REQUIREMENT: Starting at the line below that contains "Output the text content of this document.", print each line through the end of the records exactly as it appears.

-- start of INFORMATION SUPPLIED --

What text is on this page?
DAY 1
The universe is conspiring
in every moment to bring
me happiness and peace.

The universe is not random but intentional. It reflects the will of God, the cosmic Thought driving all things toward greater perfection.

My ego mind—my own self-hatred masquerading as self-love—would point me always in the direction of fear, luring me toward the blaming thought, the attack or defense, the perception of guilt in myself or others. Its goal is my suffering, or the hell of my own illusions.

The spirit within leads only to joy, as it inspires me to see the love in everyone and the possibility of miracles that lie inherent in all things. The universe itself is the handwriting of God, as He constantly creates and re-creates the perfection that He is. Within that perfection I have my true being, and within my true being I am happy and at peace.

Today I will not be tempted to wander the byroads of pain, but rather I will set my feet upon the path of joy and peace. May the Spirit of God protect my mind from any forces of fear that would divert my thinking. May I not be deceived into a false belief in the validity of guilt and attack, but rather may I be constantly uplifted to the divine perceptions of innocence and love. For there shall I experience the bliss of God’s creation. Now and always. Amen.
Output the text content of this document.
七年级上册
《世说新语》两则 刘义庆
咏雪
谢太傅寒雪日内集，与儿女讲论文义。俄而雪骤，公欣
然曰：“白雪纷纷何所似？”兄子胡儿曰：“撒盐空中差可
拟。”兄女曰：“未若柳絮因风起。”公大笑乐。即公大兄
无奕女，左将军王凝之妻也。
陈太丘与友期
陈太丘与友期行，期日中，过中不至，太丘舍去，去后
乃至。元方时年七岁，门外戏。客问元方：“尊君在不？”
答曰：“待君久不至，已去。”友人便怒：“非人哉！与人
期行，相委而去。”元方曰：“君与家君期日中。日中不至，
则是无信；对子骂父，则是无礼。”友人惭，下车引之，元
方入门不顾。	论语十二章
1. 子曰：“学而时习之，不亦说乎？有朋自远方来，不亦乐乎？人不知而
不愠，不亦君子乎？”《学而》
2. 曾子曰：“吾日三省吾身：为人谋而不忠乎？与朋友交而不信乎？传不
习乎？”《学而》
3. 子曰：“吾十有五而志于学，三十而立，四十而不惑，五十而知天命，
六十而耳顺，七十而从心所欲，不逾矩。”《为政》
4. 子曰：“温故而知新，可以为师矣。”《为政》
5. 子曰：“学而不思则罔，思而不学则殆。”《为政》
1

-- end of INFORMATION SUPPLIED --

EXPECTED ANSWER:
Output the text content of this document.
七年级上册
《世说新语》两则 刘义庆
咏雪
谢太傅寒雪日内集，与儿女讲论文义。俄而雪骤，公欣
然曰：“白雪纷纷何所似？”兄子胡儿曰：“撒盐空中差可
拟。”兄女曰：“未若柳絮因风起。”公大笑乐。即公大兄
无奕女，左将军王凝之妻也。
陈太丘与友期
陈太丘与友期行，期日中，过中不至，太丘舍去，去后
乃至。元方时年七岁，门外戏。客问元方：“尊君在不？”
答曰：“待君久不至，已去。”友人便怒：“非人哉！与人
期行，相委而去。”元方曰：“君与家君期日中。日中不至，
则是无信；对子骂父，则是无礼。”友人惭，下车引之，元
方入门不顾。	论语十二章
1. 子曰：“学而时习之，不亦说乎？有朋自远方来，不亦乐乎？人不知而
不愠，不亦君子乎？”《学而》
2. 曾子曰：“吾日三省吾身：为人谋而不忠乎？与朋友交而不信乎？传不
习乎？”《学而》
3. 子曰：“吾十有五而志于学，三十而立，四十而不惑，五十而知天命，
六十而耳顺，七十而从心所欲，不逾矩。”《为政》
4. 子曰：“温故而知新，可以为师矣。”《为政》
5. 子曰：“学而不思则罔，思而不学则殆。”《为政》
1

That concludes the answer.